- TASK REQUIREMENTS -
Locate each line of the material that contains "document", then return it.

- GIVEN DATA -
------------------------------

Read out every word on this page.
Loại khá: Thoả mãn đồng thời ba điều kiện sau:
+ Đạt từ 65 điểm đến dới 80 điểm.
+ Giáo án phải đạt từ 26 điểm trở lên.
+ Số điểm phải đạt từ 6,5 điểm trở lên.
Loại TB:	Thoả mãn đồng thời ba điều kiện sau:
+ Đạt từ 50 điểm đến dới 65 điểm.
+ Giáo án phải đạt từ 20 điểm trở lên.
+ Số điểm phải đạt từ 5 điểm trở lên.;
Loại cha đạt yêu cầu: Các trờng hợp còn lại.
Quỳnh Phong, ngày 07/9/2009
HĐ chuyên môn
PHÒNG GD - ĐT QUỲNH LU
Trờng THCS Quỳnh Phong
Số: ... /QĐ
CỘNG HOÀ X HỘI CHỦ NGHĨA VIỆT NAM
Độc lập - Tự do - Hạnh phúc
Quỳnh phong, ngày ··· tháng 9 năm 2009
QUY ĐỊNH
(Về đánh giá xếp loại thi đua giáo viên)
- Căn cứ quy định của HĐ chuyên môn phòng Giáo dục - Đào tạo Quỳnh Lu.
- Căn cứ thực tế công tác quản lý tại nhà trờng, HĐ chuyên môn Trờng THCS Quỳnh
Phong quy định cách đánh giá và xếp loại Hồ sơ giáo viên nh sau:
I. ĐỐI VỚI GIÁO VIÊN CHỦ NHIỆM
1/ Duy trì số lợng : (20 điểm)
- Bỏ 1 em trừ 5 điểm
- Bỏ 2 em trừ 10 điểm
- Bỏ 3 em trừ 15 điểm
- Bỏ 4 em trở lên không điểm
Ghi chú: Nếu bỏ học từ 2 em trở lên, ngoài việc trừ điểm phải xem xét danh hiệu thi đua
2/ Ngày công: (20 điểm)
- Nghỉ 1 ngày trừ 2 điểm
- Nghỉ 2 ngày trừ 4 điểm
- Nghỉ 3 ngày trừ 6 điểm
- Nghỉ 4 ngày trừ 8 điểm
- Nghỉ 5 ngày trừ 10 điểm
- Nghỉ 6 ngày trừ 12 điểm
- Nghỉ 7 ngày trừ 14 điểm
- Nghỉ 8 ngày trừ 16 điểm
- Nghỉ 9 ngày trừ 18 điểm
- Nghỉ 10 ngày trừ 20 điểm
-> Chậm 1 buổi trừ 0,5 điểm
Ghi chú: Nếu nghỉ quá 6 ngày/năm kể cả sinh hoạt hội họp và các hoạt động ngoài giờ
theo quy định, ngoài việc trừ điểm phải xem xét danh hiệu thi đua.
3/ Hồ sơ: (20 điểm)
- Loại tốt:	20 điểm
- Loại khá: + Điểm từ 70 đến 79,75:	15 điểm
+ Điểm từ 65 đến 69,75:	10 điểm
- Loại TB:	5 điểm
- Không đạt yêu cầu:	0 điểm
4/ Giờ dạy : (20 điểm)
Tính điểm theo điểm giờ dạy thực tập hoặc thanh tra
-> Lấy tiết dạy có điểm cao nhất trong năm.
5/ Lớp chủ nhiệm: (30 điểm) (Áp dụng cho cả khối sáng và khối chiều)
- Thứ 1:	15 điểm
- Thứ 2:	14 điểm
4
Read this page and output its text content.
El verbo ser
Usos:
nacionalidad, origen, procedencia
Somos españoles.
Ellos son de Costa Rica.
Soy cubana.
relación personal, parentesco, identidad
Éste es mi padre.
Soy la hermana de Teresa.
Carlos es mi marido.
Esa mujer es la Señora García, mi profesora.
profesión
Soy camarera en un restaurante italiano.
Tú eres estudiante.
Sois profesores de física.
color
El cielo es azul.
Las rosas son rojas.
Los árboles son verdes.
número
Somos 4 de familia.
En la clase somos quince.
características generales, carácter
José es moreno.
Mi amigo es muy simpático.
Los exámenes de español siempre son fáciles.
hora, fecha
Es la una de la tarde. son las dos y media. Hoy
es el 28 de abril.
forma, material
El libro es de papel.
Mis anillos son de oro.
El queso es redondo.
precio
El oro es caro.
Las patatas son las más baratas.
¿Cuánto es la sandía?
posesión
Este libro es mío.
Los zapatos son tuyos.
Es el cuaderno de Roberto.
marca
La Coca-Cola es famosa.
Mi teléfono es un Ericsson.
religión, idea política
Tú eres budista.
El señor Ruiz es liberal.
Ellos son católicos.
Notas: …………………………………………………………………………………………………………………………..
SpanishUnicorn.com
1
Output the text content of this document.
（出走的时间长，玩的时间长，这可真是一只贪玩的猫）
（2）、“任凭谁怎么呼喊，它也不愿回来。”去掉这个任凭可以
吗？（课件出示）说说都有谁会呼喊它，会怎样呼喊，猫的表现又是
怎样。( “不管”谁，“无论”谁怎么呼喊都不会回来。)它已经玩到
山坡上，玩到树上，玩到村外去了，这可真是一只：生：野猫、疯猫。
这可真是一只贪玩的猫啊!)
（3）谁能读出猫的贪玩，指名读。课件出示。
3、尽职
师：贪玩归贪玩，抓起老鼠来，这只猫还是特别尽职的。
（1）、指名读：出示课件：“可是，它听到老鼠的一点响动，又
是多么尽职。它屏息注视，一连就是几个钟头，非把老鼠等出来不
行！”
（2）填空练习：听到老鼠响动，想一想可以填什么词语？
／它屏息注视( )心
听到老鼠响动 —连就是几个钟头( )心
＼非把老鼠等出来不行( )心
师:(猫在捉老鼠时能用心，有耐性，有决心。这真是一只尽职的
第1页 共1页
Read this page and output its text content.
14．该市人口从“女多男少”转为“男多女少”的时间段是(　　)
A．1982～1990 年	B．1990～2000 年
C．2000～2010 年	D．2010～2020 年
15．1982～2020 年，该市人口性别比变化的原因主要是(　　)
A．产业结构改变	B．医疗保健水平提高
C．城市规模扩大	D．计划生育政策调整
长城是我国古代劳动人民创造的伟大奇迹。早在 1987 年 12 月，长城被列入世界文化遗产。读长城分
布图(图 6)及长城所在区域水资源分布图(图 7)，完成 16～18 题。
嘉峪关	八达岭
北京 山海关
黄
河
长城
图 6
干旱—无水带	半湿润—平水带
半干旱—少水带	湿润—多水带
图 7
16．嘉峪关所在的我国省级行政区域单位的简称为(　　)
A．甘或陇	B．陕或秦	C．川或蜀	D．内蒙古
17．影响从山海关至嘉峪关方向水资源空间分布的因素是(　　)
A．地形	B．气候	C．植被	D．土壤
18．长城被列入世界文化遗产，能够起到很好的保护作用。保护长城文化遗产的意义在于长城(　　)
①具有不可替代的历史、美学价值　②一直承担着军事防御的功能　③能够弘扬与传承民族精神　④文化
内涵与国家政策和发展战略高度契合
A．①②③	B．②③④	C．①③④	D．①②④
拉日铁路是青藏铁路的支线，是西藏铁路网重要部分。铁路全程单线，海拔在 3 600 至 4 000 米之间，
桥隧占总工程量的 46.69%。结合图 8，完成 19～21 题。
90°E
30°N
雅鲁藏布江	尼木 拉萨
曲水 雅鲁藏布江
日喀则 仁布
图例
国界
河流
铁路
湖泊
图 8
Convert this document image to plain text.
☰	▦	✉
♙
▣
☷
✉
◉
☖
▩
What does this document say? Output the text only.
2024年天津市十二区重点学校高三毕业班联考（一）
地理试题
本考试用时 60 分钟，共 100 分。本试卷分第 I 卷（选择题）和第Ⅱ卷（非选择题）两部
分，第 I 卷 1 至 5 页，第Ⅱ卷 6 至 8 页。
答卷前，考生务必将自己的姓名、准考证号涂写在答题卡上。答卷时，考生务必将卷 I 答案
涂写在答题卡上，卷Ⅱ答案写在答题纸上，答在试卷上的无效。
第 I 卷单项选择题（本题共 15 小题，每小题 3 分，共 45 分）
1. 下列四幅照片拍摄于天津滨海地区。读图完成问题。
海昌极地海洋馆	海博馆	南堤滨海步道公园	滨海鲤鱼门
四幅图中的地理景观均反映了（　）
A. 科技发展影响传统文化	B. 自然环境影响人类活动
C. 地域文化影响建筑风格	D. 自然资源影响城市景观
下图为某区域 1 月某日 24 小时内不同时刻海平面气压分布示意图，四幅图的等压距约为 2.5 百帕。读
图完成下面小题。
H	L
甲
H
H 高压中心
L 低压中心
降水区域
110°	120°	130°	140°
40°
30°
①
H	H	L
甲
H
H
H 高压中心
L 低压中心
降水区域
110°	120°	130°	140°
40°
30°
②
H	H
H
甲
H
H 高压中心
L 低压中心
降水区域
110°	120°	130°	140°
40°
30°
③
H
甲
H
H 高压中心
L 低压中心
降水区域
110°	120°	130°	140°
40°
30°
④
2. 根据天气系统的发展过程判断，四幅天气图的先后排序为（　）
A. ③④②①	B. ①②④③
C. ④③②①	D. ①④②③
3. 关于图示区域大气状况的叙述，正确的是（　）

------------------------------

- FINISHED TASK -
Output the text content of this document.
Convert this document image to plain text.
What does this document say? Output the text only.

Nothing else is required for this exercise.